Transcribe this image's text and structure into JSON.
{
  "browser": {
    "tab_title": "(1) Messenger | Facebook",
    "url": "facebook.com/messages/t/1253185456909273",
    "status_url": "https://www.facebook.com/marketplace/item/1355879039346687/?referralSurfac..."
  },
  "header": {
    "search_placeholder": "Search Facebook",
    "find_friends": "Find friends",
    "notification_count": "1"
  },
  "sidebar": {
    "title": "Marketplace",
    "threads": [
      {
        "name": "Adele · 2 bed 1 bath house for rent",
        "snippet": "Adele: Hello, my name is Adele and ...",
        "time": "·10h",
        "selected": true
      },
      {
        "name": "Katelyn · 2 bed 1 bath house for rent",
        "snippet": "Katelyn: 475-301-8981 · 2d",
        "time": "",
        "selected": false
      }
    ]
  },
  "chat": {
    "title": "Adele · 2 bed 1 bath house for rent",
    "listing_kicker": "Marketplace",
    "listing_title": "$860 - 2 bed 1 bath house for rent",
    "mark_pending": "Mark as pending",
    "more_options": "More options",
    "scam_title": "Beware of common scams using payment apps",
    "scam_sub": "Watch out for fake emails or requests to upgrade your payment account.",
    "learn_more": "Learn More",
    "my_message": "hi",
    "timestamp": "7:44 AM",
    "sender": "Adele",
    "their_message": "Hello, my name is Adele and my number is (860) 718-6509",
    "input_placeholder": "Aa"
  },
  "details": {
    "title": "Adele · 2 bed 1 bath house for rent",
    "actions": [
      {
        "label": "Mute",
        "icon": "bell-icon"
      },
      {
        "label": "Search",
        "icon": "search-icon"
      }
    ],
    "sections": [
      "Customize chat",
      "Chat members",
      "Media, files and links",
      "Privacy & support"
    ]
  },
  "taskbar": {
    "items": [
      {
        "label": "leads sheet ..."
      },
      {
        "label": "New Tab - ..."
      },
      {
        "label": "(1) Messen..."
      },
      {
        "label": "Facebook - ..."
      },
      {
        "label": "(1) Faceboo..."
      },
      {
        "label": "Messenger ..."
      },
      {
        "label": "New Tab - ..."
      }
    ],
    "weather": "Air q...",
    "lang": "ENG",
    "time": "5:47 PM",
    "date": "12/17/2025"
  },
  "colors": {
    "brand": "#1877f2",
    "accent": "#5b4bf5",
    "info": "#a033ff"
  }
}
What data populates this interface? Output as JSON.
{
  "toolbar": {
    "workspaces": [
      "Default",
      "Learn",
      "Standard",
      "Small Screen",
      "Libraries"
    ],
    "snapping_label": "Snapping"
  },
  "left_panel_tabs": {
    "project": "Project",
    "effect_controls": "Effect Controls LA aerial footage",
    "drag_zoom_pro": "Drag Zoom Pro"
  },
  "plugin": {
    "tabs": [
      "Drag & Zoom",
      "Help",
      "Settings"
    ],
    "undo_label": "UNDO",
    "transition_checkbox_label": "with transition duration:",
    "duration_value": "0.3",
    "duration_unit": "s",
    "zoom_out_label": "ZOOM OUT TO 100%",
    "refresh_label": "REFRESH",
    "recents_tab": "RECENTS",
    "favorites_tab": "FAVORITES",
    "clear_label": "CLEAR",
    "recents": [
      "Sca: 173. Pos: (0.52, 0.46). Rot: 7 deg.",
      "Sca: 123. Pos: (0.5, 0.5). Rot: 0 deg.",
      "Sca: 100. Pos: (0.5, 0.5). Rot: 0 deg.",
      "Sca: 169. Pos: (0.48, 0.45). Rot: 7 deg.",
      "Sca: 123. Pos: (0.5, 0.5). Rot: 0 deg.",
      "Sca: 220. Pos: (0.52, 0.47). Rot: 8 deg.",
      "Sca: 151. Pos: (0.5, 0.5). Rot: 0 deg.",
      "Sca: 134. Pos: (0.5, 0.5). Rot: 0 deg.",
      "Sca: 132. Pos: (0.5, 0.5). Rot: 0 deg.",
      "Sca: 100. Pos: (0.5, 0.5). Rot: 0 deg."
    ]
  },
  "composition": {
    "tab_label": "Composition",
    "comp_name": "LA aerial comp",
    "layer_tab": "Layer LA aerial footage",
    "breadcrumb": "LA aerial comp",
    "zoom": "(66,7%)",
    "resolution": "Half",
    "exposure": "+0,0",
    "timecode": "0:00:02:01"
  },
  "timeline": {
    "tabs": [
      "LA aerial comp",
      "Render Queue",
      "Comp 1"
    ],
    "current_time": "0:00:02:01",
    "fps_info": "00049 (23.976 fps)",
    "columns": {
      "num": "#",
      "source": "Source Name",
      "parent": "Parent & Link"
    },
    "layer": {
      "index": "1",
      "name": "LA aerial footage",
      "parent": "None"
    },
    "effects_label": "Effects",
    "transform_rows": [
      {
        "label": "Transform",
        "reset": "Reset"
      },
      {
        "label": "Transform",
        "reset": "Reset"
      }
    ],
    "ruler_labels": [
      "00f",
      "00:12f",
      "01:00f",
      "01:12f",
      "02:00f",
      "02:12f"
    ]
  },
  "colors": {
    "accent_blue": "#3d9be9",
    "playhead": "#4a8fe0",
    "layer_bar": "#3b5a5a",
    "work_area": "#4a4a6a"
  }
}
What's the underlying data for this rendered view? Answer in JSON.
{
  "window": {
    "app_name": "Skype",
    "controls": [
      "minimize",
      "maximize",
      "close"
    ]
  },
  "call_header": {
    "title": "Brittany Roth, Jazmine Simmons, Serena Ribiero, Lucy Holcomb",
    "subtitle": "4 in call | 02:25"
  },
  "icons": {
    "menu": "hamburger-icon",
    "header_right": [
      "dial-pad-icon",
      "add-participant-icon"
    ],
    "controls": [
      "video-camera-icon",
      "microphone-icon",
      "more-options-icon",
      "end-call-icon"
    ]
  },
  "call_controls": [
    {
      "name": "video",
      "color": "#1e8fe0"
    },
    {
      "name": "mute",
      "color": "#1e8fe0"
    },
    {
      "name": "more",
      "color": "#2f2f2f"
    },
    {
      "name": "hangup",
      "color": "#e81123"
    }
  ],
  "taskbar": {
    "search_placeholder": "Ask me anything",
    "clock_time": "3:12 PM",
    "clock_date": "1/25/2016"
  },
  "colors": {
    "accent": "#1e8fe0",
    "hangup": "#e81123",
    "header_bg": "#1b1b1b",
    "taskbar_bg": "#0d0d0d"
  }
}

Prompt » All of the lines above must be returned exactly.

Task response »
Transcribe this image's text and structure into JSON.
{
  "browser": {
    "tab_title": "(1) Messenger | Facebook",
    "url": "facebook.com/messages/t/1253185456909273",
    "status_url": "https://www.facebook.com/marketplace/item/1355879039346687/?referralSurfac..."
  },
  "header": {
    "search_placeholder": "Search Facebook",
    "find_friends": "Find friends",
    "notification_count": "1"
  },
  "sidebar": {
    "title": "Marketplace",
    "threads": [
      {
        "name": "Adele · 2 bed 1 bath house for rent",
        "snippet": "Adele: Hello, my name is Adele and ...",
        "time": "·10h",
        "selected": true
      },
      {
        "name": "Katelyn · 2 bed 1 bath house for rent",
        "snippet": "Katelyn: 475-301-8981 · 2d",
        "time": "",
        "selected": false
      }
    ]
  },
  "chat": {
    "title": "Adele · 2 bed 1 bath house for rent",
    "listing_kicker": "Marketplace",
    "listing_title": "$860 - 2 bed 1 bath house for rent",
    "mark_pending": "Mark as pending",
    "more_options": "More options",
    "scam_title": "Beware of common scams using payment apps",
    "scam_sub": "Watch out for fake emails or requests to upgrade your payment account.",
    "learn_more": "Learn More",
    "my_message": "hi",
    "timestamp": "7:44 AM",
    "sender": "Adele",
    "their_message": "Hello, my name is Adele and my number is (860) 718-6509",
    "input_placeholder": "Aa"
  },
  "details": {
    "title": "Adele · 2 bed 1 bath house for rent",
    "actions": [
      {
        "label": "Mute",
        "icon": "bell-icon"
      },
      {
        "label": "Search",
        "icon": "search-icon"
      }
    ],
    "sections": [
      "Customize chat",
      "Chat members",
      "Media, files and links",
      "Privacy & support"
    ]
  },
  "taskbar": {
    "items": [
      {
        "label": "leads sheet ..."
      },
      {
        "label": "New Tab - ..."
      },
      {
        "label": "(1) Messen..."
      },
      {
        "label": "Facebook - ..."
      },
      {
        "label": "(1) Faceboo..."
      },
      {
        "label": "Messenger ..."
      },
      {
        "label": "New Tab - ..."
      }
    ],
    "weather": "Air q...",
    "lang": "ENG",
    "time": "5:47 PM",
    "date": "12/17/2025"
  },
  "colors": {
    "brand": "#1877f2",
    "accent": "#5b4bf5",
    "info": "#a033ff"
  }
}
What data populates this interface? Output as JSON.
{
  "toolbar": {
    "workspaces": [
      "Default",
      "Learn",
      "Standard",
      "Small Screen",
      "Libraries"
    ],
    "snapping_label": "Snapping"
  },
  "left_panel_tabs": {
    "project": "Project",
    "effect_controls": "Effect Controls LA aerial footage",
    "drag_zoom_pro": "Drag Zoom Pro"
  },
  "plugin": {
    "tabs": [
      "Drag & Zoom",
      "Help",
      "Settings"
    ],
    "undo_label": "UNDO",
    "transition_checkbox_label": "with transition duration:",
    "duration_value": "0.3",
    "duration_unit": "s",
    "zoom_out_label": "ZOOM OUT TO 100%",
    "refresh_label": "REFRESH",
    "recents_tab": "RECENTS",
    "favorites_tab": "FAVORITES",
    "clear_label": "CLEAR",
    "recents": [
      "Sca: 173. Pos: (0.52, 0.46). Rot: 7 deg.",
      "Sca: 123. Pos: (0.5, 0.5). Rot: 0 deg.",
      "Sca: 100. Pos: (0.5, 0.5). Rot: 0 deg.",
      "Sca: 169. Pos: (0.48, 0.45). Rot: 7 deg.",
      "Sca: 123. Pos: (0.5, 0.5). Rot: 0 deg.",
      "Sca: 220. Pos: (0.52, 0.47). Rot: 8 deg.",
      "Sca: 151. Pos: (0.5, 0.5). Rot: 0 deg.",
      "Sca: 134. Pos: (0.5, 0.5). Rot: 0 deg.",
      "Sca: 132. Pos: (0.5, 0.5). Rot: 0 deg.",
      "Sca: 100. Pos: (0.5, 0.5). Rot: 0 deg."
    ]
  },
  "composition": {
    "tab_label": "Composition",
    "comp_name": "LA aerial comp",
    "layer_tab": "Layer LA aerial footage",
    "breadcrumb": "LA aerial comp",
    "zoom": "(66,7%)",
    "resolution": "Half",
    "exposure": "+0,0",
    "timecode": "0:00:02:01"
  },
  "timeline": {
    "tabs": [
      "LA aerial comp",
      "Render Queue",
      "Comp 1"
    ],
    "current_time": "0:00:02:01",
    "fps_info": "00049 (23.976 fps)",
    "columns": {
      "num": "#",
      "source": "Source Name",
      "parent": "Parent & Link"
    },
    "layer": {
      "index": "1",
      "name": "LA aerial footage",
      "parent": "None"
    },
    "effects_label": "Effects",
    "transform_rows": [
      {
        "label": "Transform",
        "reset": "Reset"
      },
      {
        "label": "Transform",
        "reset": "Reset"
      }
    ],
    "ruler_labels": [
      "00f",
      "00:12f",
      "01:00f",
      "01:12f",
      "02:00f",
      "02:12f"
    ]
  },
  "colors": {
    "accent_blue": "#3d9be9",
    "playhead": "#4a8fe0",
    "layer_bar": "#3b5a5a",
    "work_area": "#4a4a6a"
  }
}
What's the underlying data for this rendered view? Answer in JSON.
{
  "window": {
    "app_name": "Skype",
    "controls": [
      "minimize",
      "maximize",
      "close"
    ]
  },
  "call_header": {
    "title": "Brittany Roth, Jazmine Simmons, Serena Ribiero, Lucy Holcomb",
    "subtitle": "4 in call | 02:25"
  },
  "icons": {
    "menu": "hamburger-icon",
    "header_right": [
      "dial-pad-icon",
      "add-participant-icon"
    ],
    "controls": [
      "video-camera-icon",
      "microphone-icon",
      "more-options-icon",
      "end-call-icon"
    ]
  },
  "call_controls": [
    {
      "name": "video",
      "color": "#1e8fe0"
    },
    {
      "name": "mute",
      "color": "#1e8fe0"
    },
    {
      "name": "more",
      "color": "#2f2f2f"
    },
    {
      "name": "hangup",
      "color": "#e81123"
    }
  ],
  "taskbar": {
    "search_placeholder": "Ask me anything",
    "clock_time": "3:12 PM",
    "clock_date": "1/25/2016"
  },
  "colors": {
    "accent": "#1e8fe0",
    "hangup": "#e81123",
    "header_bg": "#1b1b1b",
    "taskbar_bg": "#0d0d0d"
  }
}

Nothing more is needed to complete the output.